Extracted records -

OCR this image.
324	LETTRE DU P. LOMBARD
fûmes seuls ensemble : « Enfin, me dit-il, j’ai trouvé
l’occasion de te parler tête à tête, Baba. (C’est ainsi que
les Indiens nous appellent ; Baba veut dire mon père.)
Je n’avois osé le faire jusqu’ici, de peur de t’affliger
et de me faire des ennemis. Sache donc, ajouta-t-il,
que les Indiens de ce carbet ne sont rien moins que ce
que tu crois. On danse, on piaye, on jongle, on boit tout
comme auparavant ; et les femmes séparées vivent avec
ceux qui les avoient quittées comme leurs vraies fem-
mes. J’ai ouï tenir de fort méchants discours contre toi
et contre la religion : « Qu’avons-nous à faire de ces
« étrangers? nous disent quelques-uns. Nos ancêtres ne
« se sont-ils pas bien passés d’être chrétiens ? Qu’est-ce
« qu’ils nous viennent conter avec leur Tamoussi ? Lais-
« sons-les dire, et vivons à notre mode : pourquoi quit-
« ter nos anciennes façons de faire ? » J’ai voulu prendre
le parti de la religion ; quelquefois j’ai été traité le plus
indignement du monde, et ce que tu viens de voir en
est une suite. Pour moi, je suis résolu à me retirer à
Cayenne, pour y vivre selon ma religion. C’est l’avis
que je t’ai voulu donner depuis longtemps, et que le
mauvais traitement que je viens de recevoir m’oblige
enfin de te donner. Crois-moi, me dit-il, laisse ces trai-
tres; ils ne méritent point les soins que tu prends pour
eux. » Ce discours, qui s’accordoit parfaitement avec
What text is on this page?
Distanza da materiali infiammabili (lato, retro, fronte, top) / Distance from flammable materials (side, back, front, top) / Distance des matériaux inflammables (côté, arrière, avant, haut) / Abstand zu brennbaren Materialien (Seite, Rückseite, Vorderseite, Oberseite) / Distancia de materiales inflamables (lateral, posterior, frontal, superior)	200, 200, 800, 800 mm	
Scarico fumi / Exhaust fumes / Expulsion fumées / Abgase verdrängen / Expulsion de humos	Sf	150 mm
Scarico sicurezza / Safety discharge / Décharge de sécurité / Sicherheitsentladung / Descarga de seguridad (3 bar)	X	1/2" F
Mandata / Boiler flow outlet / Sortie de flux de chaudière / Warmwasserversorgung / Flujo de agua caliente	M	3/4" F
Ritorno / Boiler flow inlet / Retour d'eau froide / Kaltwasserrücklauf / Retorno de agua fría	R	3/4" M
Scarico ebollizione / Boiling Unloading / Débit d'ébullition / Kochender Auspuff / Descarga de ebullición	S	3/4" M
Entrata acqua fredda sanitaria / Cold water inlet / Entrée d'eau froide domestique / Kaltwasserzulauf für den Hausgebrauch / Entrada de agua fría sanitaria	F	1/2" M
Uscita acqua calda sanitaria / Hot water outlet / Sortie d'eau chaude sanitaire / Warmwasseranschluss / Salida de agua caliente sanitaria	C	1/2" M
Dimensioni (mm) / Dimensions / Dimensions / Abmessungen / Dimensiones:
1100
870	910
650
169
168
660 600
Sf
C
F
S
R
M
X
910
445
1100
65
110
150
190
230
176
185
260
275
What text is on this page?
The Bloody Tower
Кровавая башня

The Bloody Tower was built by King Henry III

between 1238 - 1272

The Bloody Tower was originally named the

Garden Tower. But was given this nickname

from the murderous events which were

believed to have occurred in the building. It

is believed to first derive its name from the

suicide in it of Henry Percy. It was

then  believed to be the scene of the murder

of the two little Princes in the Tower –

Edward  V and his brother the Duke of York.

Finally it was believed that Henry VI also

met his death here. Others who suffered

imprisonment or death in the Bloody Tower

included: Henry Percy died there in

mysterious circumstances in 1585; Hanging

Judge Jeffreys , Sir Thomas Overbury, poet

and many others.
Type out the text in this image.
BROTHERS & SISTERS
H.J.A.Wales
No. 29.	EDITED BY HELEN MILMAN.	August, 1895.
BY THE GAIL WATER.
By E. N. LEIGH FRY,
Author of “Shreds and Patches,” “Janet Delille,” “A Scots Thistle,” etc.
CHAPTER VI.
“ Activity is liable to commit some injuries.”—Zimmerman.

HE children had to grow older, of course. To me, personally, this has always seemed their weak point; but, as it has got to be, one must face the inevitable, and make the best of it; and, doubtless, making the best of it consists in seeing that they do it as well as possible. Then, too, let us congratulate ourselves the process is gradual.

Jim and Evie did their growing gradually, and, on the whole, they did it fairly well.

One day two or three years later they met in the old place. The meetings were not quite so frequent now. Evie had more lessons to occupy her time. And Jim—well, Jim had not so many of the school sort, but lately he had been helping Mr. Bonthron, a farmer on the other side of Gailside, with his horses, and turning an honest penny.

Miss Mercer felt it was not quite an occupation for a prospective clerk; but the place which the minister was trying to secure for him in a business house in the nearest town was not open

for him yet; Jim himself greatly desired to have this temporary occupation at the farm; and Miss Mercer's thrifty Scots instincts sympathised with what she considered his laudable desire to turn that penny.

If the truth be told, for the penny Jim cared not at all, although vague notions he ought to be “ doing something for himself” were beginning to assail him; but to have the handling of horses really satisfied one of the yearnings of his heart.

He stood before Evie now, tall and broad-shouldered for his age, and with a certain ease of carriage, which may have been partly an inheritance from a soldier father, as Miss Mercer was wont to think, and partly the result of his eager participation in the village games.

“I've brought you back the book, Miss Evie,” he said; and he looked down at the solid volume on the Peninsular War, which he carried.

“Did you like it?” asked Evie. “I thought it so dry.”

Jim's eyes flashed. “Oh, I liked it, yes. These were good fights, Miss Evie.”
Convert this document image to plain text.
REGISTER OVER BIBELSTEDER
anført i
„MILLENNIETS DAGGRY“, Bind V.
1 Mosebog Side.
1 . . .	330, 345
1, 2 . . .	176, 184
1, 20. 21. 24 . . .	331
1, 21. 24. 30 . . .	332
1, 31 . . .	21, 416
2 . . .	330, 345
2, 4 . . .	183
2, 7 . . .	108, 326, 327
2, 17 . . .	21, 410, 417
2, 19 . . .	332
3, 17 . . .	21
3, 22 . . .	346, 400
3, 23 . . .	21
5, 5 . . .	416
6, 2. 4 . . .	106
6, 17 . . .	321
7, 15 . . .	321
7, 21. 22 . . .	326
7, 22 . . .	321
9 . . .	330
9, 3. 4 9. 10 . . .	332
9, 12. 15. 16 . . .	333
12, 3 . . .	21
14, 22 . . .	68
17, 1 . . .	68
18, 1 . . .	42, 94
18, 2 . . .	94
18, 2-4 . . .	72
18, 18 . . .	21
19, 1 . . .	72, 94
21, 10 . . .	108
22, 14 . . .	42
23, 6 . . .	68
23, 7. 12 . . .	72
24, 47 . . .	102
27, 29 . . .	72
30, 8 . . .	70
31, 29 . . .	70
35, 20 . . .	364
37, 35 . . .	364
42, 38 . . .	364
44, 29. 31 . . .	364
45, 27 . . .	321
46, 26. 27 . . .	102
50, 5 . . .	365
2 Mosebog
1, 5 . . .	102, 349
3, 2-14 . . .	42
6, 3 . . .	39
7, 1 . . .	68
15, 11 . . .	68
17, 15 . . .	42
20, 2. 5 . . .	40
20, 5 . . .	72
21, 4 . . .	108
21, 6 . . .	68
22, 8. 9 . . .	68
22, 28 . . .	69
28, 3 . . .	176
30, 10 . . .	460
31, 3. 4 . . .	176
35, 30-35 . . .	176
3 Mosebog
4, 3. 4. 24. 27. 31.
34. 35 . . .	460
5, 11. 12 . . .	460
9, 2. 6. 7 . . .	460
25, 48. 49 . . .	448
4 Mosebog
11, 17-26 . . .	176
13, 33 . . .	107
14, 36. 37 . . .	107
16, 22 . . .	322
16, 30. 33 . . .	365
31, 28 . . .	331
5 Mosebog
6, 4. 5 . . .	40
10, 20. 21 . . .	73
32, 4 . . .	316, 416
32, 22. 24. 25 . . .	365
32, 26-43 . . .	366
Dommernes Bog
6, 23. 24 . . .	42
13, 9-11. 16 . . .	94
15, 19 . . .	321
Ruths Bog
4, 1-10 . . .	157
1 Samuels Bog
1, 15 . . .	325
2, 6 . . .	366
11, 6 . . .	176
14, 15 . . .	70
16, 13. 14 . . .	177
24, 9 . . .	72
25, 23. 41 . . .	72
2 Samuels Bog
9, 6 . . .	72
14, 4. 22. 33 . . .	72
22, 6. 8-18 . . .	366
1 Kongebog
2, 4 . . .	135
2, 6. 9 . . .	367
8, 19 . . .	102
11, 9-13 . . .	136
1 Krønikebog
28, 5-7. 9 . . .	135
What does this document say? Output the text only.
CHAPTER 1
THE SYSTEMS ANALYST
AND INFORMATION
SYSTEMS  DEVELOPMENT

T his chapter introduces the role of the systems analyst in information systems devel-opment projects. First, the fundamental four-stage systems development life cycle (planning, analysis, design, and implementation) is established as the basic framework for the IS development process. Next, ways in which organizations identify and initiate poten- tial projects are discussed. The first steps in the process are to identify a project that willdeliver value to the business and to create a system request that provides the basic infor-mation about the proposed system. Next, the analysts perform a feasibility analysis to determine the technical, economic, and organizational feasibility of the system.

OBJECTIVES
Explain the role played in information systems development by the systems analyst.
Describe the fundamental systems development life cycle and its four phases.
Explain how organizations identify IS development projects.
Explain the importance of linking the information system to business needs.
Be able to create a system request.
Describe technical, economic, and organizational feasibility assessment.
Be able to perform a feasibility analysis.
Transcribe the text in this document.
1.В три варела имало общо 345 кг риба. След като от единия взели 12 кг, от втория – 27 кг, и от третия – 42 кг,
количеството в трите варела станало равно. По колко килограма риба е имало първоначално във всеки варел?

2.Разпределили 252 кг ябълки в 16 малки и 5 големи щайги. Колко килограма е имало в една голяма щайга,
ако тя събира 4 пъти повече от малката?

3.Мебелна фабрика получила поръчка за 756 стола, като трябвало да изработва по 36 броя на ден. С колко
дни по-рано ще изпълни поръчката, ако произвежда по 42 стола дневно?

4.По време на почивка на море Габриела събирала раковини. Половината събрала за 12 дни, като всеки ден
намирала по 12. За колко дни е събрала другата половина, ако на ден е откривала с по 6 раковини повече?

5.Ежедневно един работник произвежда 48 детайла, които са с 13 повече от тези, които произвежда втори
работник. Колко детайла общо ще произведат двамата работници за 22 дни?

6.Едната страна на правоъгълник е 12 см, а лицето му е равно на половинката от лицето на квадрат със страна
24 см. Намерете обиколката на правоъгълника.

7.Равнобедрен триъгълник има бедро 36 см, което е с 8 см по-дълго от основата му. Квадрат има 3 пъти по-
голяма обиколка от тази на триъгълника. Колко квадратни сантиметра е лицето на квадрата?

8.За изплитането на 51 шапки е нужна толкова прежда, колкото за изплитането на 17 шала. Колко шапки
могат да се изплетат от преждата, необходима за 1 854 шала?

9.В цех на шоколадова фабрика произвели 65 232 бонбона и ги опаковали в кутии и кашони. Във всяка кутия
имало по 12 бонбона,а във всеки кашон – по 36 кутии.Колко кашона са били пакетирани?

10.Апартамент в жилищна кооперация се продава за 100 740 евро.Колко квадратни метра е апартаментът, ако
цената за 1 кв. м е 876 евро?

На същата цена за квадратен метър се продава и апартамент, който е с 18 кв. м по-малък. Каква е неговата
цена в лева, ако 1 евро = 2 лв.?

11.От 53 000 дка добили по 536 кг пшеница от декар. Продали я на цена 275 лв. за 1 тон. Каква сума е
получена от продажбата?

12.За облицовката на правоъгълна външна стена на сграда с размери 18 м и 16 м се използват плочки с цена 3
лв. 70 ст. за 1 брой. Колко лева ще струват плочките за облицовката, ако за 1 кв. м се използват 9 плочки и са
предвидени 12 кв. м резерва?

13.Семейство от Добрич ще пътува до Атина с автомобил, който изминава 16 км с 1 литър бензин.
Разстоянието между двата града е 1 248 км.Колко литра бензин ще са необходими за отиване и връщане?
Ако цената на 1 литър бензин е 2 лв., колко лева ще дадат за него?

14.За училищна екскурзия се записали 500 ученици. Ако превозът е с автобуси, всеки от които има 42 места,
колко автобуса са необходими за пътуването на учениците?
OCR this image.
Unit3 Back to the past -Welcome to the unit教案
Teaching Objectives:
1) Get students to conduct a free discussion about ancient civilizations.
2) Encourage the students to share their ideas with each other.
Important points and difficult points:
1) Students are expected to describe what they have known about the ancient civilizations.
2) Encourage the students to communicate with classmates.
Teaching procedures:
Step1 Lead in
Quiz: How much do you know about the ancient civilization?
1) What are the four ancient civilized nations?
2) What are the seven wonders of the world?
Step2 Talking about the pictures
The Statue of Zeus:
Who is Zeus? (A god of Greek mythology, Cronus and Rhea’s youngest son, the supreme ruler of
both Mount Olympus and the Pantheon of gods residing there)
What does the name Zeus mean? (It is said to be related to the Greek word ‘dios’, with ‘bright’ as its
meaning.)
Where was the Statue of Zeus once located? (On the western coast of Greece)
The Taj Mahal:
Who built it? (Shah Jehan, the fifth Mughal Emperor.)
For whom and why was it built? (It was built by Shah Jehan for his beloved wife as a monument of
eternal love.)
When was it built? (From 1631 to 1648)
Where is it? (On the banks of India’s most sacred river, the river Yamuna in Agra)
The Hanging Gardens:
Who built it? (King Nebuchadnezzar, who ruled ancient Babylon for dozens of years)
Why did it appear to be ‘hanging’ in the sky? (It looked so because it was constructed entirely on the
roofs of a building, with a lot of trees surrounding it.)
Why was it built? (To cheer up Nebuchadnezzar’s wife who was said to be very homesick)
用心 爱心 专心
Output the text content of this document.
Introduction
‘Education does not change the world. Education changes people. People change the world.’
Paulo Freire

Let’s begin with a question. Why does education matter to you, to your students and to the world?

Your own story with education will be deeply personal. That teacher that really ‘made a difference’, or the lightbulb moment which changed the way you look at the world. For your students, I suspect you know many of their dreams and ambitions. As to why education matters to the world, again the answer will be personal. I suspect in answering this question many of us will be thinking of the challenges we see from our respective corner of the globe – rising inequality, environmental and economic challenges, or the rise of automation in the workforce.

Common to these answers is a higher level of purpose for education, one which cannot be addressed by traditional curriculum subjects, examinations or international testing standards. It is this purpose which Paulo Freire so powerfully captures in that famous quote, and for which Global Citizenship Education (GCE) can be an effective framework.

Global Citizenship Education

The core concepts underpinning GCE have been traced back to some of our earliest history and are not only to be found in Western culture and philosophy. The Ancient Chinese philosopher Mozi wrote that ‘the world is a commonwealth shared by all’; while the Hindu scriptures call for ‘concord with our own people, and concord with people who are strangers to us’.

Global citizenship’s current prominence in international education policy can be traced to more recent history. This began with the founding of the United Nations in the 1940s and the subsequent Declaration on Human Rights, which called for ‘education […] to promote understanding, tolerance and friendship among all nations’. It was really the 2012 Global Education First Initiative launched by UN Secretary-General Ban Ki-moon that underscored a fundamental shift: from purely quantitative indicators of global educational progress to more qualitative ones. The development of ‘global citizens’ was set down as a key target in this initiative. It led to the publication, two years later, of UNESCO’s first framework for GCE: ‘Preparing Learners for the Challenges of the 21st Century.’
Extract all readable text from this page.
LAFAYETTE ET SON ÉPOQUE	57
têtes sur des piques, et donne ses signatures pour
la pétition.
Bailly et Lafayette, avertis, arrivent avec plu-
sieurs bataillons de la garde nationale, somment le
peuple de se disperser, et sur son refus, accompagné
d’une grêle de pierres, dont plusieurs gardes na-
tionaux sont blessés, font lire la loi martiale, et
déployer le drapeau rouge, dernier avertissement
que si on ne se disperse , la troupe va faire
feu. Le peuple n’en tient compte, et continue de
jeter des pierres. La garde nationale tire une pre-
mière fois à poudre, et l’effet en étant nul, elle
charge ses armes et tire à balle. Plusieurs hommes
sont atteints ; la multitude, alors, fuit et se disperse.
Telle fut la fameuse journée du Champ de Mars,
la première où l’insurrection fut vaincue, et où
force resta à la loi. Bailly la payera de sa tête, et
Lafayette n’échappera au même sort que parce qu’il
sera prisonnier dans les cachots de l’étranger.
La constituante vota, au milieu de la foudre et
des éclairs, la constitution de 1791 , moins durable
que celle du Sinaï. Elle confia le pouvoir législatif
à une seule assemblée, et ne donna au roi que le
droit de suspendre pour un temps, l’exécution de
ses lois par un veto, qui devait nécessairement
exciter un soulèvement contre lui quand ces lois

Task requirements - Filter the listing for the word "fría" and copy every line that holds it.

Problem solution -
Ritorno / Boiler flow inlet / Retour d'eau froide / Kaltwasserrücklauf / Retorno de agua fría	R	3/4" M
Entrata acqua fredda sanitaria / Cold water inlet / Entrée d'eau froide domestique / Kaltwasserzulauf für den Hausgebrauch / Entrada de agua fría sanitaria	F	1/2" M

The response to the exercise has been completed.